Return every record below exactly as written, but leave out the pictures.
Start of SOURCE DATA
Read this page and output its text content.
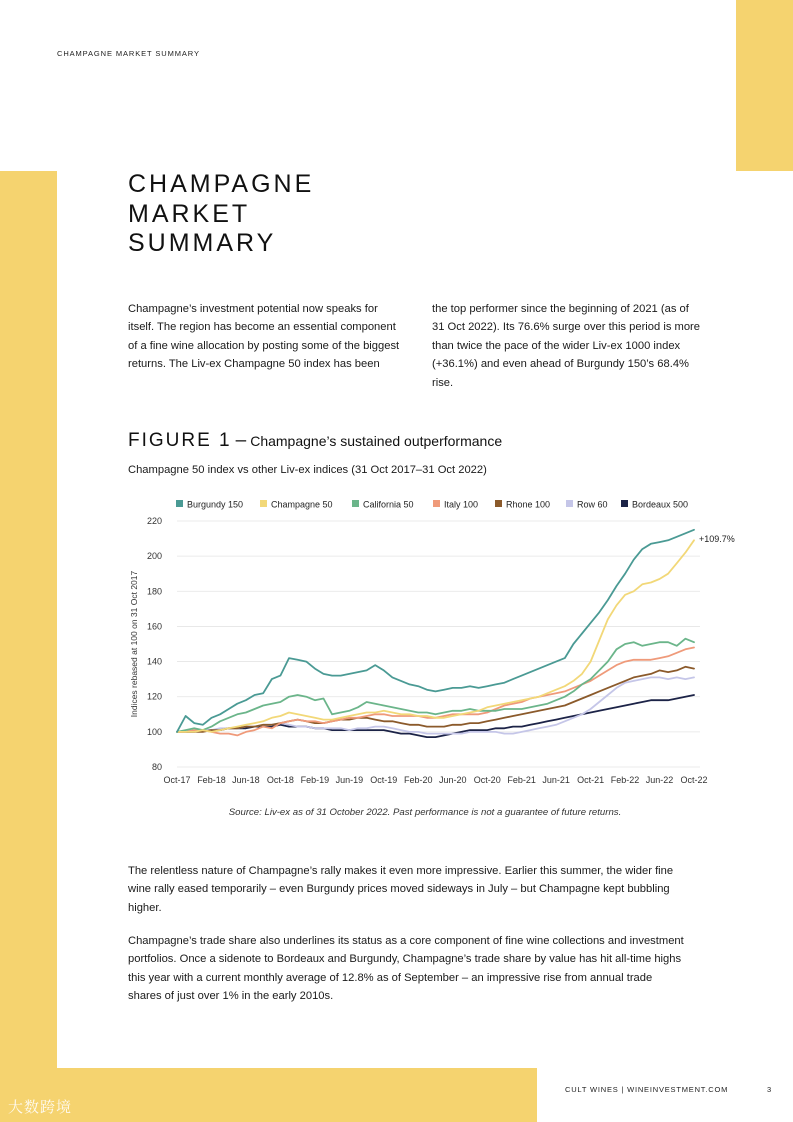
CHAMPAGNE MARKET SUMMARY
CHAMPAGNE
MARKET
SUMMARY

Champagne’s investment potential now speaks for itself. The region has become an essential component of a fine wine allocation by posting some of the biggest returns. The Liv-ex Champagne 50 index has been

the top performer since the beginning of 2021 (as of 31 Oct 2022). Its 76.6% surge over this period is more than twice the pace of the wider Liv-ex 1000 index (+36.1%) and even ahead of Burgundy 150’s 68.4% rise.

FIGURE 1 – Champagne’s sustained outperformance
Champagne 50 index vs other Liv-ex indices (31 Oct 2017–31 Oct 2022)
80
100
120
140
160
180
200
220
Oct-17 Feb-18 Jun-18 Oct-18 Feb-19 Jun-19 Oct-19 Feb-20 Jun-20 Oct-20 Feb-21 Jun-21 Oct-21 Feb-22 Jun-22 Oct-22
Indices rebased at 100 on 31 Oct 2017
Burgundy 150	Champagne 50	California 50	Italy 100	Rhone 100	Row 60	Bordeaux 500
+109.7%
Source: Liv-ex as of 31 October 2022. Past performance is not a guarantee of future returns.

The relentless nature of Champagne’s rally makes it even more impressive. Earlier this summer, the wider fine wine rally eased temporarily – even Burgundy prices moved sideways in July – but Champagne kept bubbling higher.

Champagne’s trade share also underlines its status as a core component of fine wine collections and investment portfolios. Once a sidenote to Bordeaux and Burgundy, Champagne’s trade share by value has hit all-time highs this year with a current monthly average of 12.8% as of September – an impressive rise from annual trade shares of just over 1% in the early 2010s.

CULT WINES | WINEINVESTMENT.COM	3
大数跨境
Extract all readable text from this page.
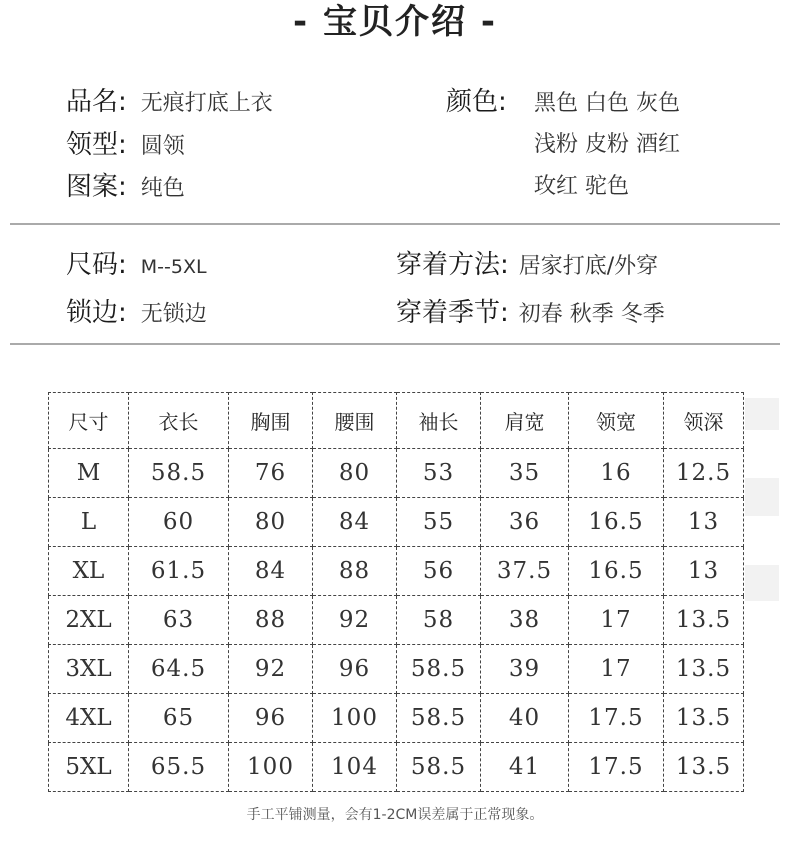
- 宝贝介绍 -
品名: 无痕打底上衣
领型: 圆领
图案: 纯色
颜色: 黑色 白色 灰色
浅粉 皮粉 酒红
玫红 驼色
尺码: M--5XL	穿着方法: 居家打底/外穿
锁边: 无锁边	穿着季节: 初春 秋季 冬季
尺寸	衣长	胸围	腰围	袖长	肩宽	领宽	领深
M	58.5	76	80	53	35	16	12.5
L	60	80	84	55	36	16.5	13
XL	61.5	84	88	56	37.5	16.5	13
2XL	63	88	92	58	38	17	13.5
3XL	64.5	92	96	58.5	39	17	13.5
4XL	65	96	100	58.5	40	17.5	13.5
5XL	65.5	100	104	58.5	41	17.5	13.5
手工平铺测量，会有1-2CM误差属于正常现象。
End of SOURCE DATA
EXERCISE RESULT:
Read this page and output its text content.
CHAMPAGNE MARKET SUMMARY
CHAMPAGNE
MARKET
SUMMARY

Champagne’s investment potential now speaks for itself. The region has become an essential component of a fine wine allocation by posting some of the biggest returns. The Liv-ex Champagne 50 index has been

the top performer since the beginning of 2021 (as of 31 Oct 2022). Its 76.6% surge over this period is more than twice the pace of the wider Liv-ex 1000 index (+36.1%) and even ahead of Burgundy 150’s 68.4% rise.

FIGURE 1 – Champagne’s sustained outperformance
Champagne 50 index vs other Liv-ex indices (31 Oct 2017–31 Oct 2022)
80
100
120
140
160
180
200
220
Oct-17 Feb-18 Jun-18 Oct-18 Feb-19 Jun-19 Oct-19 Feb-20 Jun-20 Oct-20 Feb-21 Jun-21 Oct-21 Feb-22 Jun-22 Oct-22
Indices rebased at 100 on 31 Oct 2017
Burgundy 150	Champagne 50	California 50	Italy 100	Rhone 100	Row 60	Bordeaux 500
+109.7%
Source: Liv-ex as of 31 October 2022. Past performance is not a guarantee of future returns.

The relentless nature of Champagne’s rally makes it even more impressive. Earlier this summer, the wider fine wine rally eased temporarily – even Burgundy prices moved sideways in July – but Champagne kept bubbling higher.

Champagne’s trade share also underlines its status as a core component of fine wine collections and investment portfolios. Once a sidenote to Bordeaux and Burgundy, Champagne’s trade share by value has hit all-time highs this year with a current monthly average of 12.8% as of September – an impressive rise from annual trade shares of just over 1% in the early 2010s.

CULT WINES | WINEINVESTMENT.COM	3
大数跨境
Extract all readable text from this page.
- 宝贝介绍 -
品名: 无痕打底上衣
领型: 圆领
图案: 纯色
颜色: 黑色 白色 灰色
浅粉 皮粉 酒红
玫红 驼色
尺码: M--5XL	穿着方法: 居家打底/外穿
锁边: 无锁边	穿着季节: 初春 秋季 冬季
尺寸	衣长	胸围	腰围	袖长	肩宽	领宽	领深
M	58.5	76	80	53	35	16	12.5
L	60	80	84	55	36	16.5	13
XL	61.5	84	88	56	37.5	16.5	13
2XL	63	88	92	58	38	17	13.5
3XL	64.5	92	96	58.5	39	17	13.5
4XL	65	96	100	58.5	40	17.5	13.5
5XL	65.5	100	104	58.5	41	17.5	13.5
手工平铺测量，会有1-2CM误差属于正常现象。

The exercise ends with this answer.